Required work
Pull out every line below containing the word "ochronne".

========================================================================

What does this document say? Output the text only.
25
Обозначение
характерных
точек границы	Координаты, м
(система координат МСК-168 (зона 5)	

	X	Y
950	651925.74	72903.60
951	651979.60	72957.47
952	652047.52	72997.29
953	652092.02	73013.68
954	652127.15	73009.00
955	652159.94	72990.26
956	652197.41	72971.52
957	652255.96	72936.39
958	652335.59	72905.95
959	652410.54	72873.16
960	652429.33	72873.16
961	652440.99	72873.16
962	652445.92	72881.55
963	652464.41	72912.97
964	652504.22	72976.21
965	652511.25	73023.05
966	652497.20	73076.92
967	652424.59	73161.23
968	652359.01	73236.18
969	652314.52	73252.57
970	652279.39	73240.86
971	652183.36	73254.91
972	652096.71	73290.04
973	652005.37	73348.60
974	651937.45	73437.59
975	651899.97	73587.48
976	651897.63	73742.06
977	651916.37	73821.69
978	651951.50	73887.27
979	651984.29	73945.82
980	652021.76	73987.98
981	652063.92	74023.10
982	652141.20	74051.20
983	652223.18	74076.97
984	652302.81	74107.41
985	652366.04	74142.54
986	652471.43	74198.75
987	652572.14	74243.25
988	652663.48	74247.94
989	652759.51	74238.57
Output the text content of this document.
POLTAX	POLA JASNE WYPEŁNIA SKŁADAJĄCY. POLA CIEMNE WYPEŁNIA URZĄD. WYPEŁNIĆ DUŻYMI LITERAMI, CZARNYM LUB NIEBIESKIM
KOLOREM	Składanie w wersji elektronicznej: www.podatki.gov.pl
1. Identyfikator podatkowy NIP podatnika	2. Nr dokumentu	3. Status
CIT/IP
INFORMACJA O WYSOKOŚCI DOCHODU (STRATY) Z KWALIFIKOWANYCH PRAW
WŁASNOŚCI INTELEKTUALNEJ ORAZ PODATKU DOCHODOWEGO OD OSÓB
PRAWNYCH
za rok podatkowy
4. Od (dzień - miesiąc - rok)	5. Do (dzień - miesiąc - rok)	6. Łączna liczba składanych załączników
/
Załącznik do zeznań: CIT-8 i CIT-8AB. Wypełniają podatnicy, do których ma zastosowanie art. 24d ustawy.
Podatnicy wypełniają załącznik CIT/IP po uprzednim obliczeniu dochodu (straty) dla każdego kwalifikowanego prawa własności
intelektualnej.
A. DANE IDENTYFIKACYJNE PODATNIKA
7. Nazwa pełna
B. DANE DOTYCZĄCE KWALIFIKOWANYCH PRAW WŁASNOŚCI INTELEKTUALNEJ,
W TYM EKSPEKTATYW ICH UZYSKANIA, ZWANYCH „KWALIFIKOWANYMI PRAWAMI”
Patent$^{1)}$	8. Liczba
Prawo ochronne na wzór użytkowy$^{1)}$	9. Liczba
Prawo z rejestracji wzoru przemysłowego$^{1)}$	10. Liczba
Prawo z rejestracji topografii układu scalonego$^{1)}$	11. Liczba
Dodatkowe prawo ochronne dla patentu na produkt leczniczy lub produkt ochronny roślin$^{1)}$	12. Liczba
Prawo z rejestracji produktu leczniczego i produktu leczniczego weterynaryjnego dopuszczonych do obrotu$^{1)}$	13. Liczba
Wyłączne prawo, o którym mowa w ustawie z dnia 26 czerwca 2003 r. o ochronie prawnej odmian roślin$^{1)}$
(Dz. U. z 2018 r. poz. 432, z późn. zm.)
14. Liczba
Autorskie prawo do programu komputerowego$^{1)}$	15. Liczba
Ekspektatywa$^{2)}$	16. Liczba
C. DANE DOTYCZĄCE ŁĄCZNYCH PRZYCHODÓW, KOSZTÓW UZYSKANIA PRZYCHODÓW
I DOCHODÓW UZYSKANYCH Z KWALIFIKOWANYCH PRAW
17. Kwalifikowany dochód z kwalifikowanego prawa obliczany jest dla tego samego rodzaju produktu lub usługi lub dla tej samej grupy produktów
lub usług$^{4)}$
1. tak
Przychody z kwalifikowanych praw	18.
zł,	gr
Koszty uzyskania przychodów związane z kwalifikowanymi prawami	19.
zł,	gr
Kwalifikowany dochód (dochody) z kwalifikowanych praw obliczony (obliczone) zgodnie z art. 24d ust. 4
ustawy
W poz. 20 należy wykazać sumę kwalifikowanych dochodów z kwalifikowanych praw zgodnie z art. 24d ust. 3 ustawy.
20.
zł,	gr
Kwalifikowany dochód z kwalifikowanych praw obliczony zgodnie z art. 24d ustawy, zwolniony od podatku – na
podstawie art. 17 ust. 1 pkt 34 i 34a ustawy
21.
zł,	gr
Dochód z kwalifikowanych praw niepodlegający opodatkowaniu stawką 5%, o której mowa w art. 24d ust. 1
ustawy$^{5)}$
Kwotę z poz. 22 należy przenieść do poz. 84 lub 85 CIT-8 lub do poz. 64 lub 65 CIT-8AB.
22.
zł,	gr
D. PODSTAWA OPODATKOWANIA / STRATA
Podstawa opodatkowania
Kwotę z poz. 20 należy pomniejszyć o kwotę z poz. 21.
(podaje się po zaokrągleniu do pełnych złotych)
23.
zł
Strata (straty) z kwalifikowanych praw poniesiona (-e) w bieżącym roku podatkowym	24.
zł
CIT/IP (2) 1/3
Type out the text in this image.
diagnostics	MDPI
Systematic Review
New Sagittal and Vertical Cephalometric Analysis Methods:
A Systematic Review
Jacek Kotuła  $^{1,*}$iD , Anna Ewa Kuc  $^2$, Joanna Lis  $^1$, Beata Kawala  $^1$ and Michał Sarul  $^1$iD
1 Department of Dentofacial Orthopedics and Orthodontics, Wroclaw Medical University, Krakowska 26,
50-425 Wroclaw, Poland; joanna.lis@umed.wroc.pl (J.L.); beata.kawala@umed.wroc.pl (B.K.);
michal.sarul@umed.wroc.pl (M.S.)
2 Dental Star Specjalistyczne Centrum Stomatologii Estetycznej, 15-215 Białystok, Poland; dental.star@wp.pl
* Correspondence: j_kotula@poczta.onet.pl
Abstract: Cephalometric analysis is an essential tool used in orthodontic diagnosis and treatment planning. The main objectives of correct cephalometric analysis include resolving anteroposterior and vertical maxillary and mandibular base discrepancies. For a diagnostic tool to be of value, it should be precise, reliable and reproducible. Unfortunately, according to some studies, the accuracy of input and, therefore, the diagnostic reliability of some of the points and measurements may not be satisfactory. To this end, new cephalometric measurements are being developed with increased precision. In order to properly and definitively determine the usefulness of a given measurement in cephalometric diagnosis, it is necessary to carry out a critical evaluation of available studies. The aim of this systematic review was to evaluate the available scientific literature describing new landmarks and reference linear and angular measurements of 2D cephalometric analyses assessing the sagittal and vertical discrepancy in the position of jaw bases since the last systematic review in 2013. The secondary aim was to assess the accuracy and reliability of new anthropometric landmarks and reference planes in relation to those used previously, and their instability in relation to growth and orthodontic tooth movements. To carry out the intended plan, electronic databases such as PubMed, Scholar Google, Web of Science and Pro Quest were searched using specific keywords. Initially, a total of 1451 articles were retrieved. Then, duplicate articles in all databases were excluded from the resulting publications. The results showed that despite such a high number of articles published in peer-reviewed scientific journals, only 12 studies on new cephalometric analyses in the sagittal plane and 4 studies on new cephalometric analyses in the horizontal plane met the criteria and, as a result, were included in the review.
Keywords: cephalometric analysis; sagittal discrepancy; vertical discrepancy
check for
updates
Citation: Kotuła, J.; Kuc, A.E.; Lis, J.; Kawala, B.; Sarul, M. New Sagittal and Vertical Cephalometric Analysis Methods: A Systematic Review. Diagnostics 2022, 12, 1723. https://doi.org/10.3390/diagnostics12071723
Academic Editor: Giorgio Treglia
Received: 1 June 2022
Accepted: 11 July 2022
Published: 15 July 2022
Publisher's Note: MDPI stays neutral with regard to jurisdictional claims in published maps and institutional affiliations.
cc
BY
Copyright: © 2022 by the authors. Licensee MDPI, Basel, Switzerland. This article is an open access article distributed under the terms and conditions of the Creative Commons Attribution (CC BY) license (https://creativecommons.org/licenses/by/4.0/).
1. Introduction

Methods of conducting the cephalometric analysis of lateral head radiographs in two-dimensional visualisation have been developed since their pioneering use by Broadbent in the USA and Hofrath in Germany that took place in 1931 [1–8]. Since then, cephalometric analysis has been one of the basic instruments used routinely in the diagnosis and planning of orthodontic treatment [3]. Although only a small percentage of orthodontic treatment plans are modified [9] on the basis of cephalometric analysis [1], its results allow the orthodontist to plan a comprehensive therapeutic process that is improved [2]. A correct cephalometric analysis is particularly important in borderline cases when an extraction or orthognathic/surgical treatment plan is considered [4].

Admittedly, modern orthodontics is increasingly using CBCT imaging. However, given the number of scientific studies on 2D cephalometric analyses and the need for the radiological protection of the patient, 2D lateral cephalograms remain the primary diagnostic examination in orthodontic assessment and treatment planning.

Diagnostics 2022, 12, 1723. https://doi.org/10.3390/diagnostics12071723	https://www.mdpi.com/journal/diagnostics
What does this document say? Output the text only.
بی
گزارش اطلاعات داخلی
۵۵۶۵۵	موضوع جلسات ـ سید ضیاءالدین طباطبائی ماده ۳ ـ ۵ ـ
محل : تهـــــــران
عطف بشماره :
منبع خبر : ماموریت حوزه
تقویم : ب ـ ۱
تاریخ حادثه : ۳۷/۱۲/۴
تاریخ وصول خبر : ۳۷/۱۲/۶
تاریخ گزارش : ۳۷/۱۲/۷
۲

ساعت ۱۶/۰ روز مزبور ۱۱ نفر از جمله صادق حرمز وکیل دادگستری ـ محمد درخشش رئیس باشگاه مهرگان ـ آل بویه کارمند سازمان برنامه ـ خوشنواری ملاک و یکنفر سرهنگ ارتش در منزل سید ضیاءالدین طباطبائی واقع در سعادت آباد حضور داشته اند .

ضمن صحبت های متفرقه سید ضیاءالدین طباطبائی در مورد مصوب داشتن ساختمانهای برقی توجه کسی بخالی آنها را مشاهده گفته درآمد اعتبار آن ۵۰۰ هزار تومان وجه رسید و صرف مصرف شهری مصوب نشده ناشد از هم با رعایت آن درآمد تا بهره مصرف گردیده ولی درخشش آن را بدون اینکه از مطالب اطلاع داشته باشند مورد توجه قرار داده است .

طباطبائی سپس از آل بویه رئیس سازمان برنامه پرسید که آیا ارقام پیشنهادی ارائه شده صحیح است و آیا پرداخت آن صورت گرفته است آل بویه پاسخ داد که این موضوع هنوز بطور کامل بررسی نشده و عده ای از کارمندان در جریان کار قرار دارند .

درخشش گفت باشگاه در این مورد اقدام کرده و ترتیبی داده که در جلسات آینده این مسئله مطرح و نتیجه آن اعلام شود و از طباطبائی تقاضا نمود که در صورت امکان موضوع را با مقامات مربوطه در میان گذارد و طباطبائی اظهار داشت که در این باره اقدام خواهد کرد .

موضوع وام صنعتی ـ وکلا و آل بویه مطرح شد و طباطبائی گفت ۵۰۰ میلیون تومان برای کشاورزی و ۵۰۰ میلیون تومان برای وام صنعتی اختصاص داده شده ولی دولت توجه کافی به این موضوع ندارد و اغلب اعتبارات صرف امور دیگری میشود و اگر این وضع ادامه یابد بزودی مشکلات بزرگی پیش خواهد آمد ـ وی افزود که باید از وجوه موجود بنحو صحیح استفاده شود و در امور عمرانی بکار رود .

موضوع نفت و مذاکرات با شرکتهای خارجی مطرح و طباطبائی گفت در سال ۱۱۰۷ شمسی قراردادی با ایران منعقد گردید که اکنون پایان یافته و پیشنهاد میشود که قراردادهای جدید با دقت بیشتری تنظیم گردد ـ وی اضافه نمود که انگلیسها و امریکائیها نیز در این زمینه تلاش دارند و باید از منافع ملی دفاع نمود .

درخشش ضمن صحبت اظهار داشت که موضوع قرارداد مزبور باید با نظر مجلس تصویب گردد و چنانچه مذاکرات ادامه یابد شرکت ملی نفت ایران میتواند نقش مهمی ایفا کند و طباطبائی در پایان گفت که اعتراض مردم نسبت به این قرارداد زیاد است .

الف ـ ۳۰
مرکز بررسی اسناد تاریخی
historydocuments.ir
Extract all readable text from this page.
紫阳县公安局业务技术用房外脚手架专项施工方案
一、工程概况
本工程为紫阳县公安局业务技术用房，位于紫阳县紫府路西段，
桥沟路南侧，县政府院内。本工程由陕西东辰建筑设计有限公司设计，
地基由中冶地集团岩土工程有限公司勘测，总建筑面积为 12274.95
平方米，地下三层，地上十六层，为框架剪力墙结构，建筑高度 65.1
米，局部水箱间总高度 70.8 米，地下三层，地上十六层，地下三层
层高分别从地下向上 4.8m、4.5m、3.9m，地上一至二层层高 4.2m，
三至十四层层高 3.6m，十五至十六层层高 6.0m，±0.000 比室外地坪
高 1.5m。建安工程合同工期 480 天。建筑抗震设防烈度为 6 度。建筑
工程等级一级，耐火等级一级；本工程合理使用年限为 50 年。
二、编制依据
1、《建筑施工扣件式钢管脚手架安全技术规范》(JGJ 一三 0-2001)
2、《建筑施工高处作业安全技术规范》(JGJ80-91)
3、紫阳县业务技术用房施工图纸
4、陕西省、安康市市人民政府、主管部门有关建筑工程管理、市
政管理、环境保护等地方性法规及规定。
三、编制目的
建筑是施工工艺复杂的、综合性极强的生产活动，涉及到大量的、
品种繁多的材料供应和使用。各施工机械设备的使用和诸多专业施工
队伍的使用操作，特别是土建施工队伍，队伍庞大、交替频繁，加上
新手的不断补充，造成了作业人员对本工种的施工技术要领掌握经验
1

========================================================================

Result below
Prawo ochronne na wzór użytkowy$^{1)}$	9. Liczba
Dodatkowe prawo ochronne dla patentu na produkt leczniczy lub produkt ochronny roślin$^{1)}$	12. Liczba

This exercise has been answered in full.